• [Extracted information]
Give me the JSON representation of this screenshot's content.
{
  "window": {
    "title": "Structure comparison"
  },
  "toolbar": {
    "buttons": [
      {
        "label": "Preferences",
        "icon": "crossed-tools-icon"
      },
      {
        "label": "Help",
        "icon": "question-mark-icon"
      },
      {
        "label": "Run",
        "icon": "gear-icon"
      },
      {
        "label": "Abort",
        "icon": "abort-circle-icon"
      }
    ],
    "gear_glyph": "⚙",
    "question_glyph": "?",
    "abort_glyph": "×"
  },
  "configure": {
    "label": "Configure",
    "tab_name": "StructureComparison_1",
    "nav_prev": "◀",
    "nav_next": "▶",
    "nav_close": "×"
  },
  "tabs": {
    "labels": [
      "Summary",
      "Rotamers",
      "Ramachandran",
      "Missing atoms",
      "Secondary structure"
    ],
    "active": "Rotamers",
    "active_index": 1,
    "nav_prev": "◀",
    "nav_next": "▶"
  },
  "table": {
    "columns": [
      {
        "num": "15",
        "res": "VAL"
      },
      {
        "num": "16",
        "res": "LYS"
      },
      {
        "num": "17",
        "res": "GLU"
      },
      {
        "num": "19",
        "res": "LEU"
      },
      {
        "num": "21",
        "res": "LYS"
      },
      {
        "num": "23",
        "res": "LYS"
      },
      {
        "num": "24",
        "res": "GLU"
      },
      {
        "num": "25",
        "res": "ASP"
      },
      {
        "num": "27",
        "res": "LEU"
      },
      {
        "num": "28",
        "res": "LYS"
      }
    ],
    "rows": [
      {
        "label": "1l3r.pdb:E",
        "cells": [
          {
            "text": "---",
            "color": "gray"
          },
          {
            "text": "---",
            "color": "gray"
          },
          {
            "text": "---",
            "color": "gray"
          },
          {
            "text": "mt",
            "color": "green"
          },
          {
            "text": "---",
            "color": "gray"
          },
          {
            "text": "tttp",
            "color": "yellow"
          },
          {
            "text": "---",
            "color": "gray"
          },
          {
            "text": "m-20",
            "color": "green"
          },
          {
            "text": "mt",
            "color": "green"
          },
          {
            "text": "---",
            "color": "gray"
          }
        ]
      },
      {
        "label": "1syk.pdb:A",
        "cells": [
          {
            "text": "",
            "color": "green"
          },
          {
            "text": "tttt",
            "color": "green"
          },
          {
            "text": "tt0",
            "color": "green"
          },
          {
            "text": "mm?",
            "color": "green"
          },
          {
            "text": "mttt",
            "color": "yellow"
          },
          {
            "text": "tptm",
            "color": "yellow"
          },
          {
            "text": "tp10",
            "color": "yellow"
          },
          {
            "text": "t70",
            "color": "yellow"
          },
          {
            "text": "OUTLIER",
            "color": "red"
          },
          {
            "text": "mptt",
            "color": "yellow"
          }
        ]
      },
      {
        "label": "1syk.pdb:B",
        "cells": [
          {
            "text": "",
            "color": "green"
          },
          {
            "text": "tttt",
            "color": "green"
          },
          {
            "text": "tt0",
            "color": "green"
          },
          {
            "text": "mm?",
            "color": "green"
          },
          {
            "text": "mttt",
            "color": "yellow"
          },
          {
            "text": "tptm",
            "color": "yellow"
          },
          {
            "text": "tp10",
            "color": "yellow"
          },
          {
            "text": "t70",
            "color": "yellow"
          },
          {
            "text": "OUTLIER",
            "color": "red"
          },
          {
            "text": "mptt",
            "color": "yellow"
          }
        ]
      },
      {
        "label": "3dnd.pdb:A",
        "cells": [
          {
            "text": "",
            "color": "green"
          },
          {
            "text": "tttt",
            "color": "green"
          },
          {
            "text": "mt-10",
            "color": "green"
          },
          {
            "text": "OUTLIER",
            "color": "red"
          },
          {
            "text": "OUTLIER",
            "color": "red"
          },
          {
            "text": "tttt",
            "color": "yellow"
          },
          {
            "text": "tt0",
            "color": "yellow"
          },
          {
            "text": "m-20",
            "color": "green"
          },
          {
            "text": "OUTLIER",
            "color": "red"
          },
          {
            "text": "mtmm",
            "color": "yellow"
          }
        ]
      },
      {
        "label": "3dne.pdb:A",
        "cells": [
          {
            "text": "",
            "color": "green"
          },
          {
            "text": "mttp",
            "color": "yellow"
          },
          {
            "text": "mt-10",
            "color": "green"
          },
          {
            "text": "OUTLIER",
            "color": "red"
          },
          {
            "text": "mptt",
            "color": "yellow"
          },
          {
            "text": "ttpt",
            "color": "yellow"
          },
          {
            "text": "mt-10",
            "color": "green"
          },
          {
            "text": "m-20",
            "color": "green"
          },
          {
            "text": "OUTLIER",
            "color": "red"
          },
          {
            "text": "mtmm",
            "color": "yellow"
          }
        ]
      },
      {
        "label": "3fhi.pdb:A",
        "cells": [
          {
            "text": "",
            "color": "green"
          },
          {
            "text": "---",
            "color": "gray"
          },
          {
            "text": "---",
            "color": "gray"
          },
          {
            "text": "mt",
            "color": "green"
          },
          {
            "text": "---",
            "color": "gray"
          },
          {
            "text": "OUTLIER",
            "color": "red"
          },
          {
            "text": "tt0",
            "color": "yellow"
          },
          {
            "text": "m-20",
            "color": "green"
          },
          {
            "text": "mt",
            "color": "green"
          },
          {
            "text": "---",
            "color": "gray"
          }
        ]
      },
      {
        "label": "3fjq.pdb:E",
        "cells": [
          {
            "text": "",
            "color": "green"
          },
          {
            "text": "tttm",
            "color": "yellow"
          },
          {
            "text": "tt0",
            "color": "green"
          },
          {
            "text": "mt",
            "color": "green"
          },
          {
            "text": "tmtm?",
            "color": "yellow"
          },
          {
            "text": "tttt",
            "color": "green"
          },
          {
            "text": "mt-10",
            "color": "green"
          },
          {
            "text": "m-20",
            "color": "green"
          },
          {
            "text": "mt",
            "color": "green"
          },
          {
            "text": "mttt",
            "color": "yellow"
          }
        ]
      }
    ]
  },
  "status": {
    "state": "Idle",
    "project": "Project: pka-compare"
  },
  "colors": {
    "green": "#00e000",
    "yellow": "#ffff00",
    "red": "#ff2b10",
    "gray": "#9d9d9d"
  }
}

• [Exercise details] From the records above, extract every entry exactly as given.

• [The result]
Give me the JSON representation of this screenshot's content.
{
  "window": {
    "title": "Structure comparison"
  },
  "toolbar": {
    "buttons": [
      {
        "label": "Preferences",
        "icon": "crossed-tools-icon"
      },
      {
        "label": "Help",
        "icon": "question-mark-icon"
      },
      {
        "label": "Run",
        "icon": "gear-icon"
      },
      {
        "label": "Abort",
        "icon": "abort-circle-icon"
      }
    ],
    "gear_glyph": "⚙",
    "question_glyph": "?",
    "abort_glyph": "×"
  },
  "configure": {
    "label": "Configure",
    "tab_name": "StructureComparison_1",
    "nav_prev": "◀",
    "nav_next": "▶",
    "nav_close": "×"
  },
  "tabs": {
    "labels": [
      "Summary",
      "Rotamers",
      "Ramachandran",
      "Missing atoms",
      "Secondary structure"
    ],
    "active": "Rotamers",
    "active_index": 1,
    "nav_prev": "◀",
    "nav_next": "▶"
  },
  "table": {
    "columns": [
      {
        "num": "15",
        "res": "VAL"
      },
      {
        "num": "16",
        "res": "LYS"
      },
      {
        "num": "17",
        "res": "GLU"
      },
      {
        "num": "19",
        "res": "LEU"
      },
      {
        "num": "21",
        "res": "LYS"
      },
      {
        "num": "23",
        "res": "LYS"
      },
      {
        "num": "24",
        "res": "GLU"
      },
      {
        "num": "25",
        "res": "ASP"
      },
      {
        "num": "27",
        "res": "LEU"
      },
      {
        "num": "28",
        "res": "LYS"
      }
    ],
    "rows": [
      {
        "label": "1l3r.pdb:E",
        "cells": [
          {
            "text": "---",
            "color": "gray"
          },
          {
            "text": "---",
            "color": "gray"
          },
          {
            "text": "---",
            "color": "gray"
          },
          {
            "text": "mt",
            "color": "green"
          },
          {
            "text": "---",
            "color": "gray"
          },
          {
            "text": "tttp",
            "color": "yellow"
          },
          {
            "text": "---",
            "color": "gray"
          },
          {
            "text": "m-20",
            "color": "green"
          },
          {
            "text": "mt",
            "color": "green"
          },
          {
            "text": "---",
            "color": "gray"
          }
        ]
      },
      {
        "label": "1syk.pdb:A",
        "cells": [
          {
            "text": "",
            "color": "green"
          },
          {
            "text": "tttt",
            "color": "green"
          },
          {
            "text": "tt0",
            "color": "green"
          },
          {
            "text": "mm?",
            "color": "green"
          },
          {
            "text": "mttt",
            "color": "yellow"
          },
          {
            "text": "tptm",
            "color": "yellow"
          },
          {
            "text": "tp10",
            "color": "yellow"
          },
          {
            "text": "t70",
            "color": "yellow"
          },
          {
            "text": "OUTLIER",
            "color": "red"
          },
          {
            "text": "mptt",
            "color": "yellow"
          }
        ]
      },
      {
        "label": "1syk.pdb:B",
        "cells": [
          {
            "text": "",
            "color": "green"
          },
          {
            "text": "tttt",
            "color": "green"
          },
          {
            "text": "tt0",
            "color": "green"
          },
          {
            "text": "mm?",
            "color": "green"
          },
          {
            "text": "mttt",
            "color": "yellow"
          },
          {
            "text": "tptm",
            "color": "yellow"
          },
          {
            "text": "tp10",
            "color": "yellow"
          },
          {
            "text": "t70",
            "color": "yellow"
          },
          {
            "text": "OUTLIER",
            "color": "red"
          },
          {
            "text": "mptt",
            "color": "yellow"
          }
        ]
      },
      {
        "label": "3dnd.pdb:A",
        "cells": [
          {
            "text": "",
            "color": "green"
          },
          {
            "text": "tttt",
            "color": "green"
          },
          {
            "text": "mt-10",
            "color": "green"
          },
          {
            "text": "OUTLIER",
            "color": "red"
          },
          {
            "text": "OUTLIER",
            "color": "red"
          },
          {
            "text": "tttt",
            "color": "yellow"
          },
          {
            "text": "tt0",
            "color": "yellow"
          },
          {
            "text": "m-20",
            "color": "green"
          },
          {
            "text": "OUTLIER",
            "color": "red"
          },
          {
            "text": "mtmm",
            "color": "yellow"
          }
        ]
      },
      {
        "label": "3dne.pdb:A",
        "cells": [
          {
            "text": "",
            "color": "green"
          },
          {
            "text": "mttp",
            "color": "yellow"
          },
          {
            "text": "mt-10",
            "color": "green"
          },
          {
            "text": "OUTLIER",
            "color": "red"
          },
          {
            "text": "mptt",
            "color": "yellow"
          },
          {
            "text": "ttpt",
            "color": "yellow"
          },
          {
            "text": "mt-10",
            "color": "green"
          },
          {
            "text": "m-20",
            "color": "green"
          },
          {
            "text": "OUTLIER",
            "color": "red"
          },
          {
            "text": "mtmm",
            "color": "yellow"
          }
        ]
      },
      {
        "label": "3fhi.pdb:A",
        "cells": [
          {
            "text": "",
            "color": "green"
          },
          {
            "text": "---",
            "color": "gray"
          },
          {
            "text": "---",
            "color": "gray"
          },
          {
            "text": "mt",
            "color": "green"
          },
          {
            "text": "---",
            "color": "gray"
          },
          {
            "text": "OUTLIER",
            "color": "red"
          },
          {
            "text": "tt0",
            "color": "yellow"
          },
          {
            "text": "m-20",
            "color": "green"
          },
          {
            "text": "mt",
            "color": "green"
          },
          {
            "text": "---",
            "color": "gray"
          }
        ]
      },
      {
        "label": "3fjq.pdb:E",
        "cells": [
          {
            "text": "",
            "color": "green"
          },
          {
            "text": "tttm",
            "color": "yellow"
          },
          {
            "text": "tt0",
            "color": "green"
          },
          {
            "text": "mt",
            "color": "green"
          },
          {
            "text": "tmtm?",
            "color": "yellow"
          },
          {
            "text": "tttt",
            "color": "green"
          },
          {
            "text": "mt-10",
            "color": "green"
          },
          {
            "text": "m-20",
            "color": "green"
          },
          {
            "text": "mt",
            "color": "green"
          },
          {
            "text": "mttt",
            "color": "yellow"
          }
        ]
      }
    ]
  },
  "status": {
    "state": "Idle",
    "project": "Project: pka-compare"
  },
  "colors": {
    "green": "#00e000",
    "yellow": "#ffff00",
    "red": "#ff2b10",
    "gray": "#9d9d9d"
  }
}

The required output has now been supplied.